Task to complete:
Determine the number of lines that have the string "right" in them, and give only that number.

Provided entries:
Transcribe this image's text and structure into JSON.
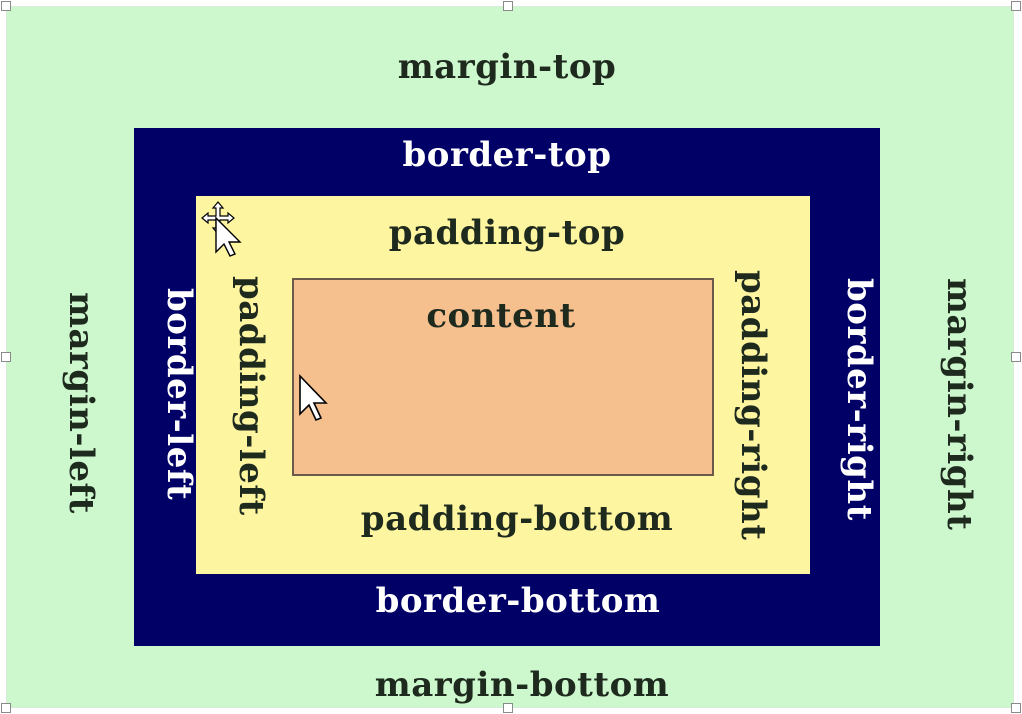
{
  "labels": {
    "margin_top": "margin-top",
    "margin_bottom": "margin-bottom",
    "margin_left": "margin-left",
    "margin_right": "margin-right",
    "border_top": "border-top",
    "border_bottom": "border-bottom",
    "border_left": "border-left",
    "border_right": "border-right",
    "padding_top": "padding-top",
    "padding_bottom": "padding-bottom",
    "padding_left": "padding-left",
    "padding_right": "padding-right",
    "content": "content"
  },
  "colors": {
    "margin": "#cdf8cd",
    "border": "#000066",
    "padding": "#fdf5a0",
    "content": "#f6bf8e"
  },
  "icons": [
    "move-cursor-icon",
    "arrow-cursor-icon",
    "resize-handle"
  ]
}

Problem solution:
3